TASK INPUT:

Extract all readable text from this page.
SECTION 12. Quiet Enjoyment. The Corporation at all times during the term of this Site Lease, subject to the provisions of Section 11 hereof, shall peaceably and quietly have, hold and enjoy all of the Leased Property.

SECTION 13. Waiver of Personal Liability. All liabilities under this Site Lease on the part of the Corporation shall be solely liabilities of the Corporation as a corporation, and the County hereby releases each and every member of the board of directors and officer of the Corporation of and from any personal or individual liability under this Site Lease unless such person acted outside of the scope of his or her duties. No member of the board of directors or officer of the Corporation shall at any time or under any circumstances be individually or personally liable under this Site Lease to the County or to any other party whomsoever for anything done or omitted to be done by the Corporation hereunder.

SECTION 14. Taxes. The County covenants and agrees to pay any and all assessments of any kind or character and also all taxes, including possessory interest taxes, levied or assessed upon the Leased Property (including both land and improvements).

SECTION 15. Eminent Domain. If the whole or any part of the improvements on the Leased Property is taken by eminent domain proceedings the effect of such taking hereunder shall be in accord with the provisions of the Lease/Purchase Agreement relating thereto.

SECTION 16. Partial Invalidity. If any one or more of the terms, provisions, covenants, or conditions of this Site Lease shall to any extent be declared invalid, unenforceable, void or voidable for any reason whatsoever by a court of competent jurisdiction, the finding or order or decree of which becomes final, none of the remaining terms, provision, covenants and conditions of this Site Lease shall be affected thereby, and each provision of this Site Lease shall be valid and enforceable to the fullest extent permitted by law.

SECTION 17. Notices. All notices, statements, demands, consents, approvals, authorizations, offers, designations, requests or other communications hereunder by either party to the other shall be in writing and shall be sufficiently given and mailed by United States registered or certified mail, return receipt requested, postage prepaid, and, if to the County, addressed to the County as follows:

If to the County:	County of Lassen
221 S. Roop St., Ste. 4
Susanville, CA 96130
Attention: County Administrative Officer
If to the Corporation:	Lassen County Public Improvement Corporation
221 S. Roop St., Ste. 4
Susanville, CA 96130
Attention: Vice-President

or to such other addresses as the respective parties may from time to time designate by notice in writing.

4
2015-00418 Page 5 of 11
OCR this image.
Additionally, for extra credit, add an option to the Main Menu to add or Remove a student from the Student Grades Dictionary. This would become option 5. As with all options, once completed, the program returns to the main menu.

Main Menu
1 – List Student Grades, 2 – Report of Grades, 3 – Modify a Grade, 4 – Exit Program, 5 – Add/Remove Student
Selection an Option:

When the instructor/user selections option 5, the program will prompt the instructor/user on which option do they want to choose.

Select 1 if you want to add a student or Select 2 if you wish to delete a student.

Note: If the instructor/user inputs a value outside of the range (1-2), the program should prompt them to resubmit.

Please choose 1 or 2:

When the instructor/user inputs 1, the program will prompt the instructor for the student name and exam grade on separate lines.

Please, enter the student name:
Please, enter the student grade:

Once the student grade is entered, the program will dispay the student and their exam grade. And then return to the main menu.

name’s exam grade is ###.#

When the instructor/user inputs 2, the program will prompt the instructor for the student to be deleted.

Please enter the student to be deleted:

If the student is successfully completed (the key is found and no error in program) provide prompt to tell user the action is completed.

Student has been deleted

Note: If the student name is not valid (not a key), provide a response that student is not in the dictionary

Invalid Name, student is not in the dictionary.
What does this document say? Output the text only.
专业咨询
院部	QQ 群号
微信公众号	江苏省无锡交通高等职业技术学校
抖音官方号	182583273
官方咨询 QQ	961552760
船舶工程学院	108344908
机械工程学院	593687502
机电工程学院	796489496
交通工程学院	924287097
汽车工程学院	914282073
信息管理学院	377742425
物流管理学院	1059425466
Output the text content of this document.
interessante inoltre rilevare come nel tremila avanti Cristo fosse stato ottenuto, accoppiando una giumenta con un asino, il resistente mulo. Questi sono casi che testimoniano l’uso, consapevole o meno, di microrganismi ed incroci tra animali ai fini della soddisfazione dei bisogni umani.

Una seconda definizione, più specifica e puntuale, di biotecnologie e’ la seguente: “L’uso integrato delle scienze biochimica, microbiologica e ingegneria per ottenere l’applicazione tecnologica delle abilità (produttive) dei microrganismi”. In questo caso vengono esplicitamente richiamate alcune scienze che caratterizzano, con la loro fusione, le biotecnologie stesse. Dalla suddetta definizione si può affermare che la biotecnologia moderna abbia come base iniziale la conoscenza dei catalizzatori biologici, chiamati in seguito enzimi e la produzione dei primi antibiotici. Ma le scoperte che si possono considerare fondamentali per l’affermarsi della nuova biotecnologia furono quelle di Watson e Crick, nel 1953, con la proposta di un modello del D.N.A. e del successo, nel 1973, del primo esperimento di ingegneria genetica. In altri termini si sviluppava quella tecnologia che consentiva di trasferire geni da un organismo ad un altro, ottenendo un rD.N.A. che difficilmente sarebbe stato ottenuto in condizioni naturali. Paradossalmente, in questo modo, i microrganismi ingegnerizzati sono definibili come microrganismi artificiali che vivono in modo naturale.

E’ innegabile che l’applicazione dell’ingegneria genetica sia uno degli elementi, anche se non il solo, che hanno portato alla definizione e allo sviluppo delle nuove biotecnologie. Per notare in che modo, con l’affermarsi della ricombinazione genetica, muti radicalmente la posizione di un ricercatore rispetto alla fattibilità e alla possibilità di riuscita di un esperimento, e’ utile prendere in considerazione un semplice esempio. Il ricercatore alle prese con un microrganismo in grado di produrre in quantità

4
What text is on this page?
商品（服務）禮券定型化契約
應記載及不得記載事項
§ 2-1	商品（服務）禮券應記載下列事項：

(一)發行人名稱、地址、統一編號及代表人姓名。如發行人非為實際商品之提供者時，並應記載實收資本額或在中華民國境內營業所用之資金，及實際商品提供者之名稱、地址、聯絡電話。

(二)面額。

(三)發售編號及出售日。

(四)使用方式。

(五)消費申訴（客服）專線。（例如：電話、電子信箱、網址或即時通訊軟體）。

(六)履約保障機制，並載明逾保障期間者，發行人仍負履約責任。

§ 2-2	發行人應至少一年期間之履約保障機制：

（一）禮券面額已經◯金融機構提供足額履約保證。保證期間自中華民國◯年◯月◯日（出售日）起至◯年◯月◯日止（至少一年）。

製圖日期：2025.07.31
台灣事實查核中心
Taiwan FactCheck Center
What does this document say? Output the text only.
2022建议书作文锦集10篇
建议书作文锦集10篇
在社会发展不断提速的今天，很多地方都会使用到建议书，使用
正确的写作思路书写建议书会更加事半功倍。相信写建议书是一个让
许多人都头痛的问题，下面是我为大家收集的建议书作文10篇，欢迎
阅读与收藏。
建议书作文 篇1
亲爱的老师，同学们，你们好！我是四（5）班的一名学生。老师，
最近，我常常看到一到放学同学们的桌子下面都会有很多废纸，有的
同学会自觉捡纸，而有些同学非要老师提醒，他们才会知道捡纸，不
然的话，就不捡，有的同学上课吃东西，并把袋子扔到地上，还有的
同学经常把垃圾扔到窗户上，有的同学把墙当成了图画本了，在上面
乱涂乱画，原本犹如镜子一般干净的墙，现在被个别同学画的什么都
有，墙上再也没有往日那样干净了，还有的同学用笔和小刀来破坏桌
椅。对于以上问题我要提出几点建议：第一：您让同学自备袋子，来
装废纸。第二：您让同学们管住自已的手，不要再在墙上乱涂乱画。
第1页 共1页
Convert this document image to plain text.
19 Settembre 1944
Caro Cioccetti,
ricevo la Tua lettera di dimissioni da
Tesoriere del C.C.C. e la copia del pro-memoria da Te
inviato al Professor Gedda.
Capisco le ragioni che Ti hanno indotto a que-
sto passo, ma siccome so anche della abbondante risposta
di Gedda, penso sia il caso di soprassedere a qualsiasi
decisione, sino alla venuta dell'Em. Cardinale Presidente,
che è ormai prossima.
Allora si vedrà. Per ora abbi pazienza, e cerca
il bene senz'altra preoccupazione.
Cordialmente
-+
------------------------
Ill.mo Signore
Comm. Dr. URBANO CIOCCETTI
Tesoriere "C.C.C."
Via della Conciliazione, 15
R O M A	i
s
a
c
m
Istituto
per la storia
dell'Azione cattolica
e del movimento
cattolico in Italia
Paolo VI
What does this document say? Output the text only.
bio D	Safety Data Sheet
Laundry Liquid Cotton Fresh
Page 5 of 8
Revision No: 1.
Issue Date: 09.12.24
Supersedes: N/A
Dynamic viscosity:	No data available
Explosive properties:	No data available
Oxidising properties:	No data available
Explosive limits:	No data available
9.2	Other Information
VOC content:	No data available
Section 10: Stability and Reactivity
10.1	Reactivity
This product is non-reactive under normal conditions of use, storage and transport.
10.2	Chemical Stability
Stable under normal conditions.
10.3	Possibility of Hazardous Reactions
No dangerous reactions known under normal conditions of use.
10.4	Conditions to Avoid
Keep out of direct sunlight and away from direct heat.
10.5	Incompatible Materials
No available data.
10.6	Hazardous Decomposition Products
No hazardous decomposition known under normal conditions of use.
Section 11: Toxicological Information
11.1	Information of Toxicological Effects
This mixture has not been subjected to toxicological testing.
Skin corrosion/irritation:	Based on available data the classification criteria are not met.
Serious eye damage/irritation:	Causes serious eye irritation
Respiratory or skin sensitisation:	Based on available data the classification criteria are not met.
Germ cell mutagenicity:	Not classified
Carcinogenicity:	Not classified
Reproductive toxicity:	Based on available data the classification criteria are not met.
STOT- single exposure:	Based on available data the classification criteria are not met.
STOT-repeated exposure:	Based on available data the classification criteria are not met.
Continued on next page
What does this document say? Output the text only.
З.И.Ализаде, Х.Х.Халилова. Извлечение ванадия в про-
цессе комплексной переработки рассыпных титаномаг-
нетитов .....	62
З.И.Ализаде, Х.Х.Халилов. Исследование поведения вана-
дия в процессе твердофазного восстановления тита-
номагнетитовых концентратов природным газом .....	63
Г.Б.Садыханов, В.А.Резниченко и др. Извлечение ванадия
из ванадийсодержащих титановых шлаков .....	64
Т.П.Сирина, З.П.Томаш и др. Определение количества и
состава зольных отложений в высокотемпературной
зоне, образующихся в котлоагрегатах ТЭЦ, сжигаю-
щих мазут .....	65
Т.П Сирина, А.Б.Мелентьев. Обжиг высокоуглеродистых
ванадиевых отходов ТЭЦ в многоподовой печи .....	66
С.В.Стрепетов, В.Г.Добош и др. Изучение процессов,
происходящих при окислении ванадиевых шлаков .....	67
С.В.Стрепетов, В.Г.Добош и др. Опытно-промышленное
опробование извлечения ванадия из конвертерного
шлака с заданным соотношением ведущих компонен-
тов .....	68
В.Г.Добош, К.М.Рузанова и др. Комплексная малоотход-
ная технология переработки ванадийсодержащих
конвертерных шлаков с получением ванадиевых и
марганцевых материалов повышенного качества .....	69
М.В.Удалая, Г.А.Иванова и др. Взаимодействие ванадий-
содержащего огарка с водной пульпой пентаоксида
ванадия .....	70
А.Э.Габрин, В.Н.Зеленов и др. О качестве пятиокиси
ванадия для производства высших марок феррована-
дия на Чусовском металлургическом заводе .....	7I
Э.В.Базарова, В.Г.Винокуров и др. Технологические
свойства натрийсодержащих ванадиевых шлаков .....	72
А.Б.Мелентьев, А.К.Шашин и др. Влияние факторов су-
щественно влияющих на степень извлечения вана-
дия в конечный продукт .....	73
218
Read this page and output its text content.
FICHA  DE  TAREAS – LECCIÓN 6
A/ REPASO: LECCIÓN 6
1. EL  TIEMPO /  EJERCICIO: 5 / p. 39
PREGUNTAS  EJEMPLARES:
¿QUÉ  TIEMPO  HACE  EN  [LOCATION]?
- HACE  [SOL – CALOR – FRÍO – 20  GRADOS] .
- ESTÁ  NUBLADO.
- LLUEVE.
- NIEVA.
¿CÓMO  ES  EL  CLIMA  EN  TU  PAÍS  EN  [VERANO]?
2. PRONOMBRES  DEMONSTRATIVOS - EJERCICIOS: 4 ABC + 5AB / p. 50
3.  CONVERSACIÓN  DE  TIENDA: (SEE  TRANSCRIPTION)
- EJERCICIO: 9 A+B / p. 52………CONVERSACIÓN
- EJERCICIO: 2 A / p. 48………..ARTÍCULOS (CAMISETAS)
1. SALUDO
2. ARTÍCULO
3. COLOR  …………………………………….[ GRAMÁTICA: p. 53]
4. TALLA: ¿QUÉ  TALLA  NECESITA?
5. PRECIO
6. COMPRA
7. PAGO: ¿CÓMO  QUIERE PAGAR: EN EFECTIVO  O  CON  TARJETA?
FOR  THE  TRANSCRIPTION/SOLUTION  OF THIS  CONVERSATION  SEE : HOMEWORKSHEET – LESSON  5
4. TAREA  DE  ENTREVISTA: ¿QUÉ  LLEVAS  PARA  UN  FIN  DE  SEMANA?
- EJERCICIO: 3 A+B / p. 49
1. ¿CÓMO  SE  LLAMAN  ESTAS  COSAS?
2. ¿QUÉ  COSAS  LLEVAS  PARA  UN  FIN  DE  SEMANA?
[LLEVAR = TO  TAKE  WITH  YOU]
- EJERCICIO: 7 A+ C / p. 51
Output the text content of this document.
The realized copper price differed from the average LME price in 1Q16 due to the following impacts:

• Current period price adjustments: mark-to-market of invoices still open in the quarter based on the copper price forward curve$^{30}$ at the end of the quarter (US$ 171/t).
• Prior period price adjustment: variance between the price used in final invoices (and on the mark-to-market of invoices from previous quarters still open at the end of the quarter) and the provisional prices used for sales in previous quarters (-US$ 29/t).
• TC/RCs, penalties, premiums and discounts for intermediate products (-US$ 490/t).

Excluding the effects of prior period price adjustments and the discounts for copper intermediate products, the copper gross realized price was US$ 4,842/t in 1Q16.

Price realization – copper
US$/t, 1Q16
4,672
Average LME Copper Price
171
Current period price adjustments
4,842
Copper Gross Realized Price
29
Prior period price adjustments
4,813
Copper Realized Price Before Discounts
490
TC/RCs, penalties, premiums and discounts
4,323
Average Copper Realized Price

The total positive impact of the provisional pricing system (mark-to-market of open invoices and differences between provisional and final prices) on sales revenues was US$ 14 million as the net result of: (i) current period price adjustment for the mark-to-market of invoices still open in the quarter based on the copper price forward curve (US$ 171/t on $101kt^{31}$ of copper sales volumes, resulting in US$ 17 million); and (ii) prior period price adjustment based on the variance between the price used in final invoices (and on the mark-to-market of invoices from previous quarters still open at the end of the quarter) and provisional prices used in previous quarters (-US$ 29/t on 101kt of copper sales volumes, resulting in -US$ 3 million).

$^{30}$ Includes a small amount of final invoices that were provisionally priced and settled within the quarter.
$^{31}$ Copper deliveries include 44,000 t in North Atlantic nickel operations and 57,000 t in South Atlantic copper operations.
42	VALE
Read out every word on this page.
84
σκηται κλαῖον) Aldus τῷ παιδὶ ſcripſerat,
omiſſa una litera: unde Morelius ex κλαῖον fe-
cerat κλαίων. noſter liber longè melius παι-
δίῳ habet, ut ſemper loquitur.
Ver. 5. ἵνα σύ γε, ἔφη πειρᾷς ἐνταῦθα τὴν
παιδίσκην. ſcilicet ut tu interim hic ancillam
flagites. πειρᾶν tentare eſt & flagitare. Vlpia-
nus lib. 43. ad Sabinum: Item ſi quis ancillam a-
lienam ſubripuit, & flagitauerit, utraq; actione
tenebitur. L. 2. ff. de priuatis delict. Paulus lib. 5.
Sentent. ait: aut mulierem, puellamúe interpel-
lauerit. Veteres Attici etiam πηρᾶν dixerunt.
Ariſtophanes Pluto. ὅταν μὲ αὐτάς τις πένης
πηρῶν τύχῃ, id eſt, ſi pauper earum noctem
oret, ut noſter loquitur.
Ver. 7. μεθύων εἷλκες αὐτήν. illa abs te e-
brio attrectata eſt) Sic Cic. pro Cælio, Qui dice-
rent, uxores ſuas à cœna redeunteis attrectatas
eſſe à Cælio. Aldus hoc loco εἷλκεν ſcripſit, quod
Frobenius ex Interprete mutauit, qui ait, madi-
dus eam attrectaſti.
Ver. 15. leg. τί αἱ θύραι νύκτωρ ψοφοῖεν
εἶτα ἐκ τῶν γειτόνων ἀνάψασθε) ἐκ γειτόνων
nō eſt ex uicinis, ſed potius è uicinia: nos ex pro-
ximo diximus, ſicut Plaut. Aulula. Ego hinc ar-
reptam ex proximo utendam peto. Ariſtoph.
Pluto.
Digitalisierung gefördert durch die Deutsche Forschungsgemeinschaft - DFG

SET PROBLEM:
Tally the lines above containing "ванадийсодержащих". Answer with the count only.

COMPLETED TASK:
2